▶ _STATED GOAL_: Copy every line with the string "selected" in it.
begin EXERCISE INPUT
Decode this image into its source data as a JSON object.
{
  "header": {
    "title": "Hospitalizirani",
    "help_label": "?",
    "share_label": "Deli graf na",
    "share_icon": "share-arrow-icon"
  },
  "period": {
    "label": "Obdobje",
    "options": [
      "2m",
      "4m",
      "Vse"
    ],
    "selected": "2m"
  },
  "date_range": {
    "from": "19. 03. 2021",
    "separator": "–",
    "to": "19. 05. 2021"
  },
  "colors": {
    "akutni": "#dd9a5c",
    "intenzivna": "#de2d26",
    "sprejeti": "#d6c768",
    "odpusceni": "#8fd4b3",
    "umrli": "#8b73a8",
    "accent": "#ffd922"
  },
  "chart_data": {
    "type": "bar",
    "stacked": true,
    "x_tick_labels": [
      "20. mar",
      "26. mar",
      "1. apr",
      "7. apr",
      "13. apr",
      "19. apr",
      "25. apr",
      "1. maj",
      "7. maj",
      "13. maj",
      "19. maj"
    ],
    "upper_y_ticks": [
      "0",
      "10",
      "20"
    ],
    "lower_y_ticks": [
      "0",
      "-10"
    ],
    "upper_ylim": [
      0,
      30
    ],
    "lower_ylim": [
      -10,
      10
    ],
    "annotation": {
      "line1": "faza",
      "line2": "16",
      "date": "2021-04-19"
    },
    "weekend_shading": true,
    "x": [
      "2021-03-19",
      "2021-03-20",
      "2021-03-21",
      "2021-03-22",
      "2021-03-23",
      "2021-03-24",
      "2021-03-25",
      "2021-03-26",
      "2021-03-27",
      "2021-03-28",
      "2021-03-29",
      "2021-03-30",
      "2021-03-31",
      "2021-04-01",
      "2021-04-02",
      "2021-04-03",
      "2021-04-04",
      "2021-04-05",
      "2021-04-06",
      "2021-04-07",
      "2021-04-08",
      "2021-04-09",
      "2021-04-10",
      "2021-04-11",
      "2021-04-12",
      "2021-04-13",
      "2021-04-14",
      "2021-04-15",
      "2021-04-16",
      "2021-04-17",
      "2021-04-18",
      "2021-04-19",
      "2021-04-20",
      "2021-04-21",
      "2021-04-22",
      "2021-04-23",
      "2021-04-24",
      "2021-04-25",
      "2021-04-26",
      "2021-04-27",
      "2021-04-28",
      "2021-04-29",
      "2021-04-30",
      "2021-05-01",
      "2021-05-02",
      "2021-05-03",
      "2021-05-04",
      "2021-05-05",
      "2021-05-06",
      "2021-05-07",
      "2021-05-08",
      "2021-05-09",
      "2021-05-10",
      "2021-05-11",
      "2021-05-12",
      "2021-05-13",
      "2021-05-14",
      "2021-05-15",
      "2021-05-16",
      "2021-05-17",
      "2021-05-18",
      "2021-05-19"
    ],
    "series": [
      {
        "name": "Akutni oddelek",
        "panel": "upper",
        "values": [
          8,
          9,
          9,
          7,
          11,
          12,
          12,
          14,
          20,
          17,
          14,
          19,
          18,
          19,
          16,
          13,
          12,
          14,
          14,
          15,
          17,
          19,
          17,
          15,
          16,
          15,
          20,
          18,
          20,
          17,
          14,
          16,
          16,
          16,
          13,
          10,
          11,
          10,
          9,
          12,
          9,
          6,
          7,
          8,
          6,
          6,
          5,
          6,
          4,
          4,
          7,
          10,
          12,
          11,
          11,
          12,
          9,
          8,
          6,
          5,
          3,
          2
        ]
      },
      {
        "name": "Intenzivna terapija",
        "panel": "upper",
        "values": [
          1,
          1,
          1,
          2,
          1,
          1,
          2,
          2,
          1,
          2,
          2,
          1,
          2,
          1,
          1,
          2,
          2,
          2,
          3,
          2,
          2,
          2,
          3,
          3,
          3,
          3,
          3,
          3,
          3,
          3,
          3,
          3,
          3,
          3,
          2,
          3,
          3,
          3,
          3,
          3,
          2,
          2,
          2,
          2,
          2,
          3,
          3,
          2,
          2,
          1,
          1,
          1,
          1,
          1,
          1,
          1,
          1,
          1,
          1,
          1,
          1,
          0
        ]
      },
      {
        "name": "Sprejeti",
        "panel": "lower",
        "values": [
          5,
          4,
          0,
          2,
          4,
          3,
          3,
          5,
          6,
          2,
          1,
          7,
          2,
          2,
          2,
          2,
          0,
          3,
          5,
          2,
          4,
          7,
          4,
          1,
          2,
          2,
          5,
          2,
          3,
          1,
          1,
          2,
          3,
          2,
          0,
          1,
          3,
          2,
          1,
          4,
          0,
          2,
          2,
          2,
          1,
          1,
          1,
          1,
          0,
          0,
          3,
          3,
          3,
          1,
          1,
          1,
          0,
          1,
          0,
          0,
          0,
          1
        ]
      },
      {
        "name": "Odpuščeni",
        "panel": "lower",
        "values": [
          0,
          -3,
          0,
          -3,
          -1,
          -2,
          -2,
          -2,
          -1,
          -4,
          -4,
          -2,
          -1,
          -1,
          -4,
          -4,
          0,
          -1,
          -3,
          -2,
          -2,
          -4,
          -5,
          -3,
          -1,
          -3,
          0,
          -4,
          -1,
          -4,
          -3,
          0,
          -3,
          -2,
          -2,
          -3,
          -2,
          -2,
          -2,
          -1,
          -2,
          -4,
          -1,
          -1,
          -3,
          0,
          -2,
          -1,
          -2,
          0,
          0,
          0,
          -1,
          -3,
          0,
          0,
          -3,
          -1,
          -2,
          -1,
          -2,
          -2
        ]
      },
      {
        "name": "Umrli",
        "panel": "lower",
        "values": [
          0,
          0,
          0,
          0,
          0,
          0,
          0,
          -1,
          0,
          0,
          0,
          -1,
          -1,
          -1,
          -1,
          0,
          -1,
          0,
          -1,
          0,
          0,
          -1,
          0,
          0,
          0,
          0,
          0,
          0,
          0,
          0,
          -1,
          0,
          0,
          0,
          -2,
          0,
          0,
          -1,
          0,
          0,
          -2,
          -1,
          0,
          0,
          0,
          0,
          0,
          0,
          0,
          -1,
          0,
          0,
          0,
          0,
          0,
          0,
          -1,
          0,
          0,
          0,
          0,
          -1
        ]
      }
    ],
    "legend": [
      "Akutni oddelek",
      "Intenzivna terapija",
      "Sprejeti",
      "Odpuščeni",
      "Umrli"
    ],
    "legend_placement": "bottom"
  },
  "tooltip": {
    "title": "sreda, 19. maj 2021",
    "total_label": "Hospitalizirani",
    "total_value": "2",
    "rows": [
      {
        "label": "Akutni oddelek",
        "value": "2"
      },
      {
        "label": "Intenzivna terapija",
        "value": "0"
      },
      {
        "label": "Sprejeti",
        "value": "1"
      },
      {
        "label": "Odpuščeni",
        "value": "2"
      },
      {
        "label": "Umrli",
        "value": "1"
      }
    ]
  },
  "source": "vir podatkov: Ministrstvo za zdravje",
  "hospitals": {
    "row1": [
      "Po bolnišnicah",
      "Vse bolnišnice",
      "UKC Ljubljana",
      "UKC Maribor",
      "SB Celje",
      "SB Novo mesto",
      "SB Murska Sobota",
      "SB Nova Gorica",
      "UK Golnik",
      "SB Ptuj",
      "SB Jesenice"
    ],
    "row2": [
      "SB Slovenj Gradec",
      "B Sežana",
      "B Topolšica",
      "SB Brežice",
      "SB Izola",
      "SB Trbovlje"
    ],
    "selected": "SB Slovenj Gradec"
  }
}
end EXERCISE INPUT
▶ _EXERCISE SOLUTION_:
    "selected": "2m"
    "selected": "SB Slovenj Gradec"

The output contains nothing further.